### [Figure content listings]
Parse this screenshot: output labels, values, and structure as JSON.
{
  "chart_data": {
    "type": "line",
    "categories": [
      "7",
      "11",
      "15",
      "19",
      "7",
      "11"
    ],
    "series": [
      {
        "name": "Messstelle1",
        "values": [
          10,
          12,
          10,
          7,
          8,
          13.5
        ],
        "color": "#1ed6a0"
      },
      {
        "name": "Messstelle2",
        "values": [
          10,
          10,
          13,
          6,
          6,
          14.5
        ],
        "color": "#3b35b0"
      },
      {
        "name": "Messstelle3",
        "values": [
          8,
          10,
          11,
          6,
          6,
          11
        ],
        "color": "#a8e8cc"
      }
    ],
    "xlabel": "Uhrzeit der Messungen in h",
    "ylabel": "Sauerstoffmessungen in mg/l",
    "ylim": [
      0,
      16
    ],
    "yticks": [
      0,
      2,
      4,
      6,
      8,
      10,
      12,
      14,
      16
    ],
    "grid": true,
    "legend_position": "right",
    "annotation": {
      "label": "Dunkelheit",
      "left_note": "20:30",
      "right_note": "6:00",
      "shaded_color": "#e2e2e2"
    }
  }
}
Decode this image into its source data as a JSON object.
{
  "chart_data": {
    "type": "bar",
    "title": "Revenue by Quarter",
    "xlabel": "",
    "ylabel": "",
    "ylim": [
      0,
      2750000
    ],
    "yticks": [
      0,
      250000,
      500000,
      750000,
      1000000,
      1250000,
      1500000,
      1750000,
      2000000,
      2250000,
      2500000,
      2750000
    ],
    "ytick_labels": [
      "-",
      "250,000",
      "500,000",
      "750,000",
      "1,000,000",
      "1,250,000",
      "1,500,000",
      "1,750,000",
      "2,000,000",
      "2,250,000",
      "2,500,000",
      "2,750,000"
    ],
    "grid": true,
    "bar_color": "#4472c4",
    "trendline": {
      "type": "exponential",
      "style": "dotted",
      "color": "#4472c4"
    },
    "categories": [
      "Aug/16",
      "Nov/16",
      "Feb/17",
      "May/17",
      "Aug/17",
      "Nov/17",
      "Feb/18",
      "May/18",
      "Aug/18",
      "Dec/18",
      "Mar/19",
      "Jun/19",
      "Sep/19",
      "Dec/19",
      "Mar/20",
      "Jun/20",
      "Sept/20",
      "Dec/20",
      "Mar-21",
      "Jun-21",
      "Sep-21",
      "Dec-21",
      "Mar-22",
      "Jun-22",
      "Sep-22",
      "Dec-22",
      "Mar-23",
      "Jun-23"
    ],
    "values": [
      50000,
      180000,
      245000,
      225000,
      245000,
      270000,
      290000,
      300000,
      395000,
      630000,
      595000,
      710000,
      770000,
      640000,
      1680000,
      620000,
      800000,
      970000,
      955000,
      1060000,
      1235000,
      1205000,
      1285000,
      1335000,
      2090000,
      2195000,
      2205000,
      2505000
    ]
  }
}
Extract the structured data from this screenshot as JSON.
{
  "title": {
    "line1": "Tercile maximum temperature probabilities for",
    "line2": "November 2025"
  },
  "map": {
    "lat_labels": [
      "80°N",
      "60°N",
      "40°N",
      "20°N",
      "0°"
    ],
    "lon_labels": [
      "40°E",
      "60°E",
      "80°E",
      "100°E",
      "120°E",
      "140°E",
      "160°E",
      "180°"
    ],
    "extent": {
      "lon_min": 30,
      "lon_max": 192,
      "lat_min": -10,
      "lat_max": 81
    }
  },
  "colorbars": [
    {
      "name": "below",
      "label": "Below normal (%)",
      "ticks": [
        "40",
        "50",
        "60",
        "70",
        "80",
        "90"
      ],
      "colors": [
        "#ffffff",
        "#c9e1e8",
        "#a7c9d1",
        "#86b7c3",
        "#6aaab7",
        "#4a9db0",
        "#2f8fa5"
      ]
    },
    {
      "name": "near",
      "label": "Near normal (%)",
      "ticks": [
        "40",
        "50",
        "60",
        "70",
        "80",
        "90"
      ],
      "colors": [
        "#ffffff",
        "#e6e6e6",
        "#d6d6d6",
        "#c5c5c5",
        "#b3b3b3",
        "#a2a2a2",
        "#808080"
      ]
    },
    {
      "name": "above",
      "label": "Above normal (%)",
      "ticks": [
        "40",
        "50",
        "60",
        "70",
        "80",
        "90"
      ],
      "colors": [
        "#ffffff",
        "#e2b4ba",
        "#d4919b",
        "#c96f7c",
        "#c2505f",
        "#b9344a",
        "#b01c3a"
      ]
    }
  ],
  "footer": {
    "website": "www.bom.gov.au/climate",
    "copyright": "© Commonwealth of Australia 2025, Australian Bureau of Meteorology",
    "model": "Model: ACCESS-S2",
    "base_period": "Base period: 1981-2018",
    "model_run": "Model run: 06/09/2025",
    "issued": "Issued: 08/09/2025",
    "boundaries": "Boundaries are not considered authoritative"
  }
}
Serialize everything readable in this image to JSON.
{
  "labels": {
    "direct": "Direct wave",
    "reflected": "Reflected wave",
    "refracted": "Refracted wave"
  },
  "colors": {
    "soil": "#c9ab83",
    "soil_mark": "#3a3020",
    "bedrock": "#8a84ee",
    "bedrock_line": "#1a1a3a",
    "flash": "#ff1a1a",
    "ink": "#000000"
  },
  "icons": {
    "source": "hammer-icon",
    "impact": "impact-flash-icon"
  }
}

### [WRITTEN TASK]
Quote, without any change, each line from the one that contains "Serialize everything readable" through the end of the material.

### [RIGHT ANSWER]
Serialize everything readable in this image to JSON.
{
  "labels": {
    "direct": "Direct wave",
    "reflected": "Reflected wave",
    "refracted": "Refracted wave"
  },
  "colors": {
    "soil": "#c9ab83",
    "soil_mark": "#3a3020",
    "bedrock": "#8a84ee",
    "bedrock_line": "#1a1a3a",
    "flash": "#ff1a1a",
    "ink": "#000000"
  },
  "icons": {
    "source": "hammer-icon",
    "impact": "impact-flash-icon"
  }
}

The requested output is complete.